> **Task objective**
Every line of the material is to be repeated exactly as it stands.

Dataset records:
※ ※ ※
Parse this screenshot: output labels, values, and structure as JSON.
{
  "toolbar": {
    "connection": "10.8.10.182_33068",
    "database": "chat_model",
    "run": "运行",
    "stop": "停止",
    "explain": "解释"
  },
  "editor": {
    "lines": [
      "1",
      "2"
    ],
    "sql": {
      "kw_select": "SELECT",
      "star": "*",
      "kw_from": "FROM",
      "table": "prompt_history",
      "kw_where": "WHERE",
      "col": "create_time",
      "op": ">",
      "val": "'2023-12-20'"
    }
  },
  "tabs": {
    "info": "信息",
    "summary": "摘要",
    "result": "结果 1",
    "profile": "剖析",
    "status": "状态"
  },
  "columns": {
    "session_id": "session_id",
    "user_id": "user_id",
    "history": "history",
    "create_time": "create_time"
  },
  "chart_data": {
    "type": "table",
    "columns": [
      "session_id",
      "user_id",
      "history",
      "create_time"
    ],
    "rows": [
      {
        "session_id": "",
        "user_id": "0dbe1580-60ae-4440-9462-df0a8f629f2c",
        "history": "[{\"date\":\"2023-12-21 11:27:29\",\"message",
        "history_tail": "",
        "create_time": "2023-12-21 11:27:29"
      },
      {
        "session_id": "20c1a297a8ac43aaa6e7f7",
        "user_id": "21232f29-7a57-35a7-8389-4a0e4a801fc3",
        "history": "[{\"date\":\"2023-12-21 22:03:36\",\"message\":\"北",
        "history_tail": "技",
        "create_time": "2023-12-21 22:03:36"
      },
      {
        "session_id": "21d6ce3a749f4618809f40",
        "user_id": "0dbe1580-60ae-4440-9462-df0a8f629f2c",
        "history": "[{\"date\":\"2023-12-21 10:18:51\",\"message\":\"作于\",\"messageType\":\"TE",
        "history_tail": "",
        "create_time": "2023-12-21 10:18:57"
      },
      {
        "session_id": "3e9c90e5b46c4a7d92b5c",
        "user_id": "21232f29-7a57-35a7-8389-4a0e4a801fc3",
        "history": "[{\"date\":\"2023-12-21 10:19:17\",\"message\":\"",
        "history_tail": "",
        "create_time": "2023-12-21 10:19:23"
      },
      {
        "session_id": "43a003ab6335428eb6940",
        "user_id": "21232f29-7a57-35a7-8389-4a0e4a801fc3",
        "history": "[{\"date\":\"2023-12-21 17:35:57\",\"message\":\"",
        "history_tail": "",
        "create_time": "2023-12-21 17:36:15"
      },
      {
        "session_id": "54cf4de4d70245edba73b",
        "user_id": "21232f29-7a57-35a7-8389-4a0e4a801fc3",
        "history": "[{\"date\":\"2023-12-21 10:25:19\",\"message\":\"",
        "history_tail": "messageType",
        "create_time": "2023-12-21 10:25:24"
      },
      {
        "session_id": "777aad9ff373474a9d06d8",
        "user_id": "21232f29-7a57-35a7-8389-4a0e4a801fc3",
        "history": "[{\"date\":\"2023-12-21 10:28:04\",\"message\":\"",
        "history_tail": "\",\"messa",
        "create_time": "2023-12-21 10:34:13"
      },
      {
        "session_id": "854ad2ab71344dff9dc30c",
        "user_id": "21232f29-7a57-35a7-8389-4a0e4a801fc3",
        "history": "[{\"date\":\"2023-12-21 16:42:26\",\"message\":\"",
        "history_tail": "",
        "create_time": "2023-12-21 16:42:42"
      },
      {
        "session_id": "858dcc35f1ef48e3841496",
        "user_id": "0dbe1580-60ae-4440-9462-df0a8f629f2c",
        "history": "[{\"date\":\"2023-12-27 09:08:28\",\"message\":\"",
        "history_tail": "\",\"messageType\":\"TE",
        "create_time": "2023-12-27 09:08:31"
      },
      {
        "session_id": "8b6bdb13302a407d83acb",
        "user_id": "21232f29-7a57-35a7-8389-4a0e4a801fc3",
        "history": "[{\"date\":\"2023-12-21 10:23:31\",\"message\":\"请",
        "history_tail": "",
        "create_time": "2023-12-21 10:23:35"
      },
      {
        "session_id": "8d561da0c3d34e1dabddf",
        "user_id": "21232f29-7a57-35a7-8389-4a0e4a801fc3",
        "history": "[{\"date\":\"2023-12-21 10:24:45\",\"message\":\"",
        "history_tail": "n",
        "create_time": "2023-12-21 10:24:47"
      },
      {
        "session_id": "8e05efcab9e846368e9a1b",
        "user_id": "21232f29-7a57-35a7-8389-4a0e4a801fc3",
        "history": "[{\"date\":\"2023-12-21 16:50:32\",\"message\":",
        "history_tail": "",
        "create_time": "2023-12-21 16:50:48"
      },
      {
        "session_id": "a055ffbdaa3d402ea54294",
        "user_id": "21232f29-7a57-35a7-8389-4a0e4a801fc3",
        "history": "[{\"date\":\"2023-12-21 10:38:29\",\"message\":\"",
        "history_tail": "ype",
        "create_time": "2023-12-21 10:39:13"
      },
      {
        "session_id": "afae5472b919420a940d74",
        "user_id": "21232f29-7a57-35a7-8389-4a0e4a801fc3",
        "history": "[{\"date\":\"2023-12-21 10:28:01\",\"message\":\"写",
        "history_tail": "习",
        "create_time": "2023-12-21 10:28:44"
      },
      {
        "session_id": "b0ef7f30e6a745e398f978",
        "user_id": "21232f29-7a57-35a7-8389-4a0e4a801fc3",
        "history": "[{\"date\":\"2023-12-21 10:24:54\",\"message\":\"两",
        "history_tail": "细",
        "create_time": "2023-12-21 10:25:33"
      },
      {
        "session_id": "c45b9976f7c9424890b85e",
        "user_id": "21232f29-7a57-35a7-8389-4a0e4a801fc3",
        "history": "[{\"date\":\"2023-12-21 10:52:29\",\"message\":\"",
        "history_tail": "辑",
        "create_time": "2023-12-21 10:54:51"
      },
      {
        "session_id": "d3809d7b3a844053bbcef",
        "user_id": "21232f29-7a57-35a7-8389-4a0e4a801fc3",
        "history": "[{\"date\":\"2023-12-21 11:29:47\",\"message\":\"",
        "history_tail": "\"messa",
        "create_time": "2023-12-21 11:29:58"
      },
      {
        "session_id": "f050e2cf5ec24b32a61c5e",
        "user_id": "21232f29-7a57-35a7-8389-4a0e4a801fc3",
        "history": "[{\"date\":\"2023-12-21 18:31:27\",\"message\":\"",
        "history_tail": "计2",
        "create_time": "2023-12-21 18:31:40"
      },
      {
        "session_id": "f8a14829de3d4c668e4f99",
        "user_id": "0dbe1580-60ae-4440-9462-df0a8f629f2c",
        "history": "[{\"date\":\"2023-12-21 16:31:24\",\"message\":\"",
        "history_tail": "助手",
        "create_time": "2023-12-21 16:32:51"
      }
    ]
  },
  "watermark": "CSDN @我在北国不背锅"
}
※ ※ ※
> **The result**
Parse this screenshot: output labels, values, and structure as JSON.
{
  "toolbar": {
    "connection": "10.8.10.182_33068",
    "database": "chat_model",
    "run": "运行",
    "stop": "停止",
    "explain": "解释"
  },
  "editor": {
    "lines": [
      "1",
      "2"
    ],
    "sql": {
      "kw_select": "SELECT",
      "star": "*",
      "kw_from": "FROM",
      "table": "prompt_history",
      "kw_where": "WHERE",
      "col": "create_time",
      "op": ">",
      "val": "'2023-12-20'"
    }
  },
  "tabs": {
    "info": "信息",
    "summary": "摘要",
    "result": "结果 1",
    "profile": "剖析",
    "status": "状态"
  },
  "columns": {
    "session_id": "session_id",
    "user_id": "user_id",
    "history": "history",
    "create_time": "create_time"
  },
  "chart_data": {
    "type": "table",
    "columns": [
      "session_id",
      "user_id",
      "history",
      "create_time"
    ],
    "rows": [
      {
        "session_id": "",
        "user_id": "0dbe1580-60ae-4440-9462-df0a8f629f2c",
        "history": "[{\"date\":\"2023-12-21 11:27:29\",\"message",
        "history_tail": "",
        "create_time": "2023-12-21 11:27:29"
      },
      {
        "session_id": "20c1a297a8ac43aaa6e7f7",
        "user_id": "21232f29-7a57-35a7-8389-4a0e4a801fc3",
        "history": "[{\"date\":\"2023-12-21 22:03:36\",\"message\":\"北",
        "history_tail": "技",
        "create_time": "2023-12-21 22:03:36"
      },
      {
        "session_id": "21d6ce3a749f4618809f40",
        "user_id": "0dbe1580-60ae-4440-9462-df0a8f629f2c",
        "history": "[{\"date\":\"2023-12-21 10:18:51\",\"message\":\"作于\",\"messageType\":\"TE",
        "history_tail": "",
        "create_time": "2023-12-21 10:18:57"
      },
      {
        "session_id": "3e9c90e5b46c4a7d92b5c",
        "user_id": "21232f29-7a57-35a7-8389-4a0e4a801fc3",
        "history": "[{\"date\":\"2023-12-21 10:19:17\",\"message\":\"",
        "history_tail": "",
        "create_time": "2023-12-21 10:19:23"
      },
      {
        "session_id": "43a003ab6335428eb6940",
        "user_id": "21232f29-7a57-35a7-8389-4a0e4a801fc3",
        "history": "[{\"date\":\"2023-12-21 17:35:57\",\"message\":\"",
        "history_tail": "",
        "create_time": "2023-12-21 17:36:15"
      },
      {
        "session_id": "54cf4de4d70245edba73b",
        "user_id": "21232f29-7a57-35a7-8389-4a0e4a801fc3",
        "history": "[{\"date\":\"2023-12-21 10:25:19\",\"message\":\"",
        "history_tail": "messageType",
        "create_time": "2023-12-21 10:25:24"
      },
      {
        "session_id": "777aad9ff373474a9d06d8",
        "user_id": "21232f29-7a57-35a7-8389-4a0e4a801fc3",
        "history": "[{\"date\":\"2023-12-21 10:28:04\",\"message\":\"",
        "history_tail": "\",\"messa",
        "create_time": "2023-12-21 10:34:13"
      },
      {
        "session_id": "854ad2ab71344dff9dc30c",
        "user_id": "21232f29-7a57-35a7-8389-4a0e4a801fc3",
        "history": "[{\"date\":\"2023-12-21 16:42:26\",\"message\":\"",
        "history_tail": "",
        "create_time": "2023-12-21 16:42:42"
      },
      {
        "session_id": "858dcc35f1ef48e3841496",
        "user_id": "0dbe1580-60ae-4440-9462-df0a8f629f2c",
        "history": "[{\"date\":\"2023-12-27 09:08:28\",\"message\":\"",
        "history_tail": "\",\"messageType\":\"TE",
        "create_time": "2023-12-27 09:08:31"
      },
      {
        "session_id": "8b6bdb13302a407d83acb",
        "user_id": "21232f29-7a57-35a7-8389-4a0e4a801fc3",
        "history": "[{\"date\":\"2023-12-21 10:23:31\",\"message\":\"请",
        "history_tail": "",
        "create_time": "2023-12-21 10:23:35"
      },
      {
        "session_id": "8d561da0c3d34e1dabddf",
        "user_id": "21232f29-7a57-35a7-8389-4a0e4a801fc3",
        "history": "[{\"date\":\"2023-12-21 10:24:45\",\"message\":\"",
        "history_tail": "n",
        "create_time": "2023-12-21 10:24:47"
      },
      {
        "session_id": "8e05efcab9e846368e9a1b",
        "user_id": "21232f29-7a57-35a7-8389-4a0e4a801fc3",
        "history": "[{\"date\":\"2023-12-21 16:50:32\",\"message\":",
        "history_tail": "",
        "create_time": "2023-12-21 16:50:48"
      },
      {
        "session_id": "a055ffbdaa3d402ea54294",
        "user_id": "21232f29-7a57-35a7-8389-4a0e4a801fc3",
        "history": "[{\"date\":\"2023-12-21 10:38:29\",\"message\":\"",
        "history_tail": "ype",
        "create_time": "2023-12-21 10:39:13"
      },
      {
        "session_id": "afae5472b919420a940d74",
        "user_id": "21232f29-7a57-35a7-8389-4a0e4a801fc3",
        "history": "[{\"date\":\"2023-12-21 10:28:01\",\"message\":\"写",
        "history_tail": "习",
        "create_time": "2023-12-21 10:28:44"
      },
      {
        "session_id": "b0ef7f30e6a745e398f978",
        "user_id": "21232f29-7a57-35a7-8389-4a0e4a801fc3",
        "history": "[{\"date\":\"2023-12-21 10:24:54\",\"message\":\"两",
        "history_tail": "细",
        "create_time": "2023-12-21 10:25:33"
      },
      {
        "session_id": "c45b9976f7c9424890b85e",
        "user_id": "21232f29-7a57-35a7-8389-4a0e4a801fc3",
        "history": "[{\"date\":\"2023-12-21 10:52:29\",\"message\":\"",
        "history_tail": "辑",
        "create_time": "2023-12-21 10:54:51"
      },
      {
        "session_id": "d3809d7b3a844053bbcef",
        "user_id": "21232f29-7a57-35a7-8389-4a0e4a801fc3",
        "history": "[{\"date\":\"2023-12-21 11:29:47\",\"message\":\"",
        "history_tail": "\"messa",
        "create_time": "2023-12-21 11:29:58"
      },
      {
        "session_id": "f050e2cf5ec24b32a61c5e",
        "user_id": "21232f29-7a57-35a7-8389-4a0e4a801fc3",
        "history": "[{\"date\":\"2023-12-21 18:31:27\",\"message\":\"",
        "history_tail": "计2",
        "create_time": "2023-12-21 18:31:40"
      },
      {
        "session_id": "f8a14829de3d4c668e4f99",
        "user_id": "0dbe1580-60ae-4440-9462-df0a8f629f2c",
        "history": "[{\"date\":\"2023-12-21 16:31:24\",\"message\":\"",
        "history_tail": "助手",
        "create_time": "2023-12-21 16:32:51"
      }
    ]
  },
  "watermark": "CSDN @我在北国不背锅"
}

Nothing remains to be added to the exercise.